:: Items

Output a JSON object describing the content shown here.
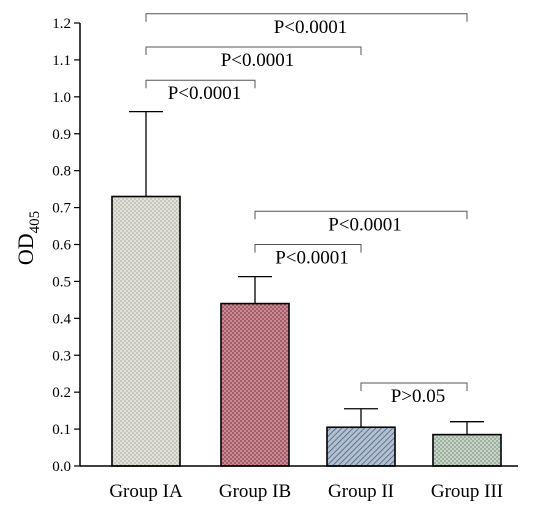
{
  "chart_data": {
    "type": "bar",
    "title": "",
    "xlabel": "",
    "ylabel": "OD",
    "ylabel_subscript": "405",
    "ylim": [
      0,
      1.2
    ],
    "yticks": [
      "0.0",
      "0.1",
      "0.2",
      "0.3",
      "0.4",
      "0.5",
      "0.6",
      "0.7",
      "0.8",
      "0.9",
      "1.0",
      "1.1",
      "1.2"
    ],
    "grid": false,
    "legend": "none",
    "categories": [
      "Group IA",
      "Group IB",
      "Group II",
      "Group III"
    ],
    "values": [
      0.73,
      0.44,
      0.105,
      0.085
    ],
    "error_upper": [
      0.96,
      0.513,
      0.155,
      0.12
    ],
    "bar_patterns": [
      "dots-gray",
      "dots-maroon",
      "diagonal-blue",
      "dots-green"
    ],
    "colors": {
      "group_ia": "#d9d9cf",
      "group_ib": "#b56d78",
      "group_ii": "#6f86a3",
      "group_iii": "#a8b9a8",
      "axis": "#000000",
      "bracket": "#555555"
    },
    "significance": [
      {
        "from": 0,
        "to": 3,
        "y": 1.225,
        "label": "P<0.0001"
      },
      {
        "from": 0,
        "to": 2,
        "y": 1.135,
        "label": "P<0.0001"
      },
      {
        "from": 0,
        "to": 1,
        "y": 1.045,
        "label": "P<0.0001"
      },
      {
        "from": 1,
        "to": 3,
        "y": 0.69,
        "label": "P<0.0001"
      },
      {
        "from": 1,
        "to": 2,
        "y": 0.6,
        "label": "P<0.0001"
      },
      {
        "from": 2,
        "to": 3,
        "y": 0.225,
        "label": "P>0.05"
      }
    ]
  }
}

::::

*Required work*
An exact transcription of all the entries is required, without the pictures.

*Output of the exercise*
Output a JSON object describing the content shown here.
{
  "chart_data": {
    "type": "bar",
    "title": "",
    "xlabel": "",
    "ylabel": "OD",
    "ylabel_subscript": "405",
    "ylim": [
      0,
      1.2
    ],
    "yticks": [
      "0.0",
      "0.1",
      "0.2",
      "0.3",
      "0.4",
      "0.5",
      "0.6",
      "0.7",
      "0.8",
      "0.9",
      "1.0",
      "1.1",
      "1.2"
    ],
    "grid": false,
    "legend": "none",
    "categories": [
      "Group IA",
      "Group IB",
      "Group II",
      "Group III"
    ],
    "values": [
      0.73,
      0.44,
      0.105,
      0.085
    ],
    "error_upper": [
      0.96,
      0.513,
      0.155,
      0.12
    ],
    "bar_patterns": [
      "dots-gray",
      "dots-maroon",
      "diagonal-blue",
      "dots-green"
    ],
    "colors": {
      "group_ia": "#d9d9cf",
      "group_ib": "#b56d78",
      "group_ii": "#6f86a3",
      "group_iii": "#a8b9a8",
      "axis": "#000000",
      "bracket": "#555555"
    },
    "significance": [
      {
        "from": 0,
        "to": 3,
        "y": 1.225,
        "label": "P<0.0001"
      },
      {
        "from": 0,
        "to": 2,
        "y": 1.135,
        "label": "P<0.0001"
      },
      {
        "from": 0,
        "to": 1,
        "y": 1.045,
        "label": "P<0.0001"
      },
      {
        "from": 1,
        "to": 3,
        "y": 0.69,
        "label": "P<0.0001"
      },
      {
        "from": 1,
        "to": 2,
        "y": 0.6,
        "label": "P<0.0001"
      },
      {
        "from": 2,
        "to": 3,
        "y": 0.225,
        "label": "P>0.05"
      }
    ]
  }
}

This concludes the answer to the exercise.